Data records:

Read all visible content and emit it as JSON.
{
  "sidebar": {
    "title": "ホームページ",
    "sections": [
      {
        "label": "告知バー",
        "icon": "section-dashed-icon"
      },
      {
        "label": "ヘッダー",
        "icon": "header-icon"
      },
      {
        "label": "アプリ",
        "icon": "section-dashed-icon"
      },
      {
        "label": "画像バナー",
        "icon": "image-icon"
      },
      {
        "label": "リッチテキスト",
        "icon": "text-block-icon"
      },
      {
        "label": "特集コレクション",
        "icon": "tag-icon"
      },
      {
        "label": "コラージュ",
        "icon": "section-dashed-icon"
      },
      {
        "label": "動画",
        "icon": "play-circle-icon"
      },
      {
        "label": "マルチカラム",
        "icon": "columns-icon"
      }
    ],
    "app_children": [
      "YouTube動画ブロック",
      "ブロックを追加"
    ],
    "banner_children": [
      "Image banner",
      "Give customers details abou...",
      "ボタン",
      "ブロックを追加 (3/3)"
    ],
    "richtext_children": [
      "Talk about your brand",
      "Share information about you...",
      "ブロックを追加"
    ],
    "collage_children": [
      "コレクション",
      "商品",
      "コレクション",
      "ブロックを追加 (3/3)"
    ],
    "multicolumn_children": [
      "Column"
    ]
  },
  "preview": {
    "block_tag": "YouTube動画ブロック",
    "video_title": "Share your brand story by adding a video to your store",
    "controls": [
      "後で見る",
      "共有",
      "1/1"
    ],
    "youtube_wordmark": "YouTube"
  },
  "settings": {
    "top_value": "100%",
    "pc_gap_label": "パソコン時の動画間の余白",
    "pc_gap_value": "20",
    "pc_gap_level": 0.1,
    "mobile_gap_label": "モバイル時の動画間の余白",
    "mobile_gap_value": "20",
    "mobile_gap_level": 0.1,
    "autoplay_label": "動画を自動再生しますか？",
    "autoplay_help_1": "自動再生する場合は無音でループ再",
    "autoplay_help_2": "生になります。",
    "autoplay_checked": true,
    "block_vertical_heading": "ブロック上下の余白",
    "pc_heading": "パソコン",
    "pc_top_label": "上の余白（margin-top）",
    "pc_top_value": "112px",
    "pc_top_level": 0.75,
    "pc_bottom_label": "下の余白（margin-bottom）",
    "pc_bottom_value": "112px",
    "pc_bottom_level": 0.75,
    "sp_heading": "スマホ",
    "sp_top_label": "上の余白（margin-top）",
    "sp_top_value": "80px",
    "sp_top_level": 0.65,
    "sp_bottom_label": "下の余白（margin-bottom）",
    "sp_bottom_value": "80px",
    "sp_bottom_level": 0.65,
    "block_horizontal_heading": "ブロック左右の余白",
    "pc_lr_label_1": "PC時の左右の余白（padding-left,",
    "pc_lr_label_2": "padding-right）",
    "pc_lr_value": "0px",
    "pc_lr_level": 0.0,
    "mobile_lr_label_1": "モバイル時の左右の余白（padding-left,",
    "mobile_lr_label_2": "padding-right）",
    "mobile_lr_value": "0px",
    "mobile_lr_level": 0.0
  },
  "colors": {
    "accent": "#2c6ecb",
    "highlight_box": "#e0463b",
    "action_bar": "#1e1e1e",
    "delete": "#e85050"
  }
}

▶ EXERCISE
Every line above should be retyped exactly as given.

▶ SOLUTION TO THIS TASK
Read all visible content and emit it as JSON.
{
  "sidebar": {
    "title": "ホームページ",
    "sections": [
      {
        "label": "告知バー",
        "icon": "section-dashed-icon"
      },
      {
        "label": "ヘッダー",
        "icon": "header-icon"
      },
      {
        "label": "アプリ",
        "icon": "section-dashed-icon"
      },
      {
        "label": "画像バナー",
        "icon": "image-icon"
      },
      {
        "label": "リッチテキスト",
        "icon": "text-block-icon"
      },
      {
        "label": "特集コレクション",
        "icon": "tag-icon"
      },
      {
        "label": "コラージュ",
        "icon": "section-dashed-icon"
      },
      {
        "label": "動画",
        "icon": "play-circle-icon"
      },
      {
        "label": "マルチカラム",
        "icon": "columns-icon"
      }
    ],
    "app_children": [
      "YouTube動画ブロック",
      "ブロックを追加"
    ],
    "banner_children": [
      "Image banner",
      "Give customers details abou...",
      "ボタン",
      "ブロックを追加 (3/3)"
    ],
    "richtext_children": [
      "Talk about your brand",
      "Share information about you...",
      "ブロックを追加"
    ],
    "collage_children": [
      "コレクション",
      "商品",
      "コレクション",
      "ブロックを追加 (3/3)"
    ],
    "multicolumn_children": [
      "Column"
    ]
  },
  "preview": {
    "block_tag": "YouTube動画ブロック",
    "video_title": "Share your brand story by adding a video to your store",
    "controls": [
      "後で見る",
      "共有",
      "1/1"
    ],
    "youtube_wordmark": "YouTube"
  },
  "settings": {
    "top_value": "100%",
    "pc_gap_label": "パソコン時の動画間の余白",
    "pc_gap_value": "20",
    "pc_gap_level": 0.1,
    "mobile_gap_label": "モバイル時の動画間の余白",
    "mobile_gap_value": "20",
    "mobile_gap_level": 0.1,
    "autoplay_label": "動画を自動再生しますか？",
    "autoplay_help_1": "自動再生する場合は無音でループ再",
    "autoplay_help_2": "生になります。",
    "autoplay_checked": true,
    "block_vertical_heading": "ブロック上下の余白",
    "pc_heading": "パソコン",
    "pc_top_label": "上の余白（margin-top）",
    "pc_top_value": "112px",
    "pc_top_level": 0.75,
    "pc_bottom_label": "下の余白（margin-bottom）",
    "pc_bottom_value": "112px",
    "pc_bottom_level": 0.75,
    "sp_heading": "スマホ",
    "sp_top_label": "上の余白（margin-top）",
    "sp_top_value": "80px",
    "sp_top_level": 0.65,
    "sp_bottom_label": "下の余白（margin-bottom）",
    "sp_bottom_value": "80px",
    "sp_bottom_level": 0.65,
    "block_horizontal_heading": "ブロック左右の余白",
    "pc_lr_label_1": "PC時の左右の余白（padding-left,",
    "pc_lr_label_2": "padding-right）",
    "pc_lr_value": "0px",
    "pc_lr_level": 0.0,
    "mobile_lr_label_1": "モバイル時の左右の余白（padding-left,",
    "mobile_lr_label_2": "padding-right）",
    "mobile_lr_value": "0px",
    "mobile_lr_level": 0.0
  },
  "colors": {
    "accent": "#2c6ecb",
    "highlight_box": "#e0463b",
    "action_bar": "#1e1e1e",
    "delete": "#e85050"
  }
}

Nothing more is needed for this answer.